WRITTEN REQUEST: Collect all lines from the listing that include the string "района".

**** RECORD LIST ****

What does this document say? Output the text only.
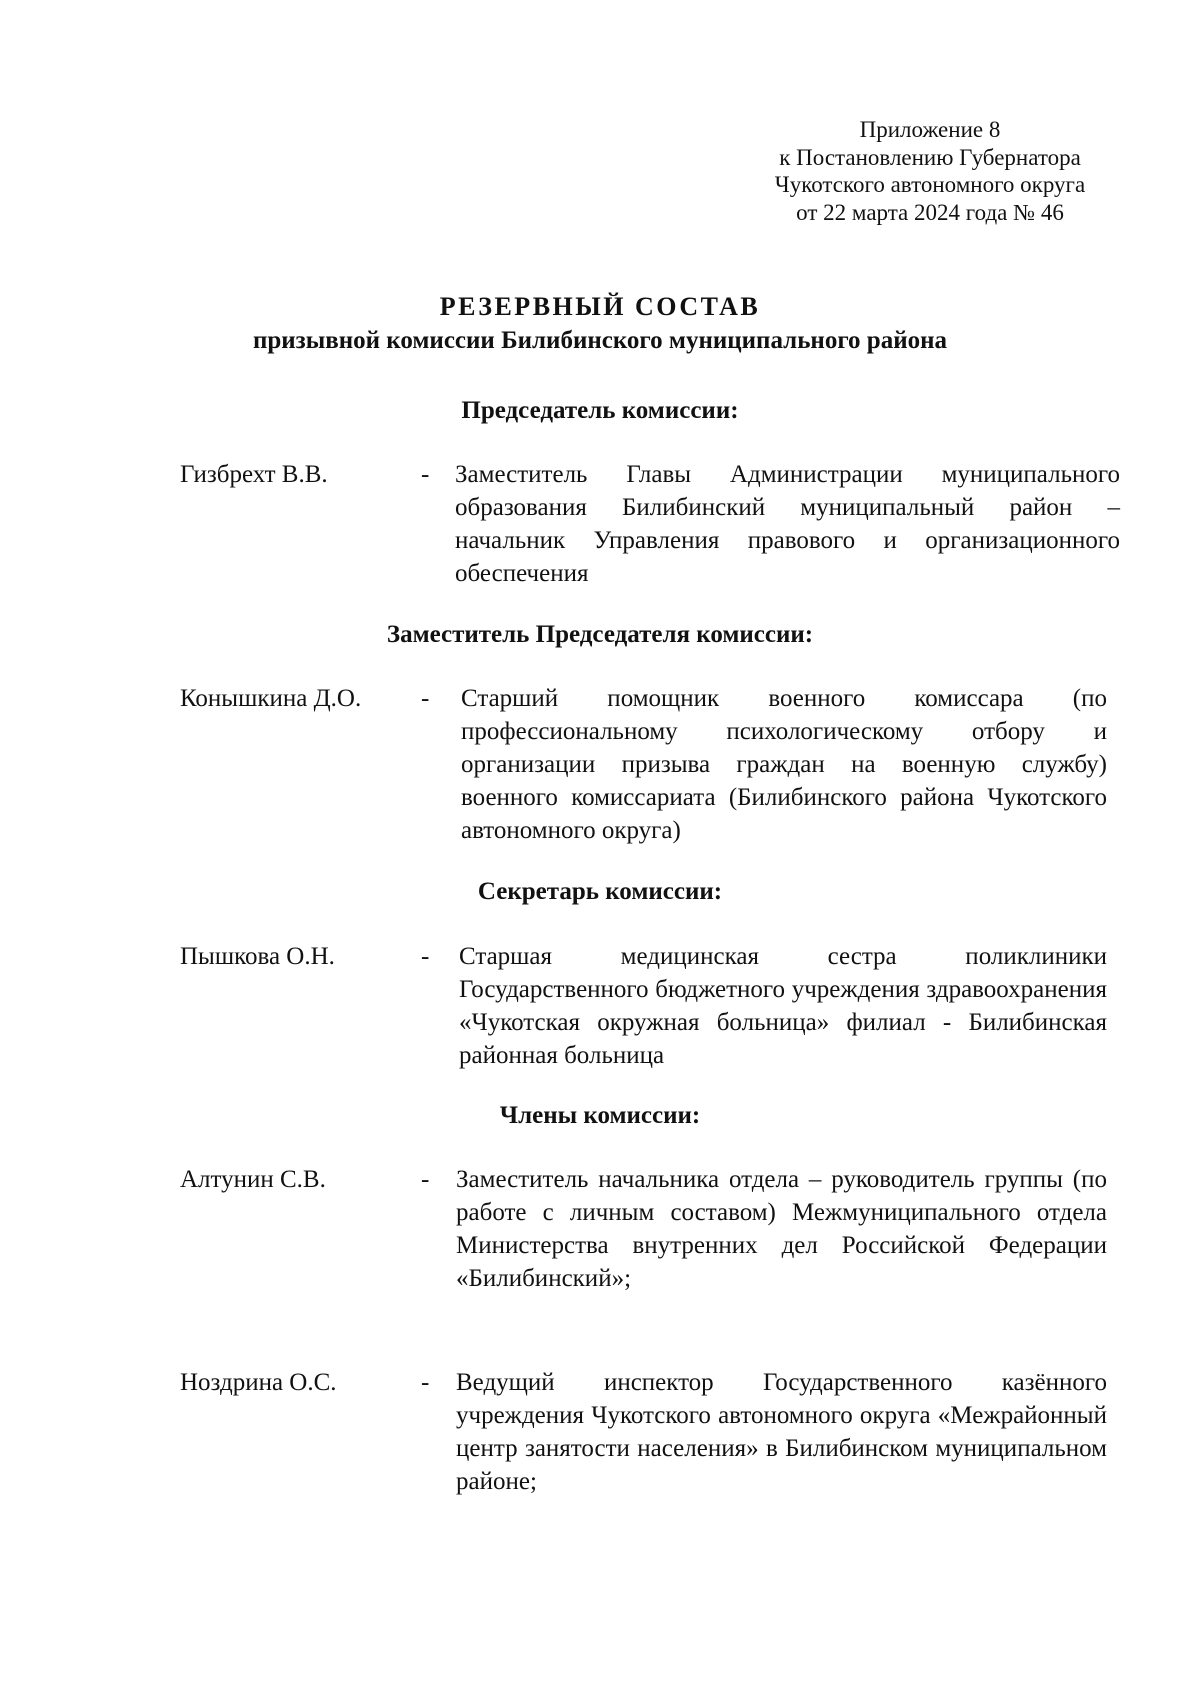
Приложение 8
к Постановлению Губернатора
Чукотского автономного округа
от 22 марта 2024 года № 46
РЕЗЕРВНЫЙ СОСТАВ
призывной комиссии Билибинского муниципального района
Председатель комиссии:
Гизбрехт В.В.	- Заместитель Главы Администрации муниципального образования Билибинский муниципальный район – начальник Управления правового и организационного обеспечения
Заместитель Председателя комиссии:
Конышкина Д.О. - Старший помощник военного комиссара (по профессиональному психологическому отбору и организации призыва граждан на военную службу) военного комиссариата (Билибинского района Чукотского автономного округа)
Секретарь комиссии:
Пышкова О.Н.	- Старшая медицинская сестра поликлиники Государственного бюджетного учреждения здравоохранения «Чукотская окружная больница» филиал - Билибинская районная больница
Члены комиссии:
Алтунин С.В.	- Заместитель начальника отдела – руководитель группы (по работе с личным составом) Межмуниципального отдела Министерства внутренних дел Российской Федерации «Билибинский»;
Ноздрина О.С.	- Ведущий инспектор Государственного казённого учреждения Чукотского автономного округа «Межрайонный центр занятости населения» в Билибинском муниципальном районе;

****

TASK RESPONSE:
призывной комиссии Билибинского муниципального района
Конышкина Д.О. - Старший помощник военного комиссара (по профессиональному психологическому отбору и организации призыва граждан на военную службу) военного комиссариата (Билибинского района Чукотского автономного округа)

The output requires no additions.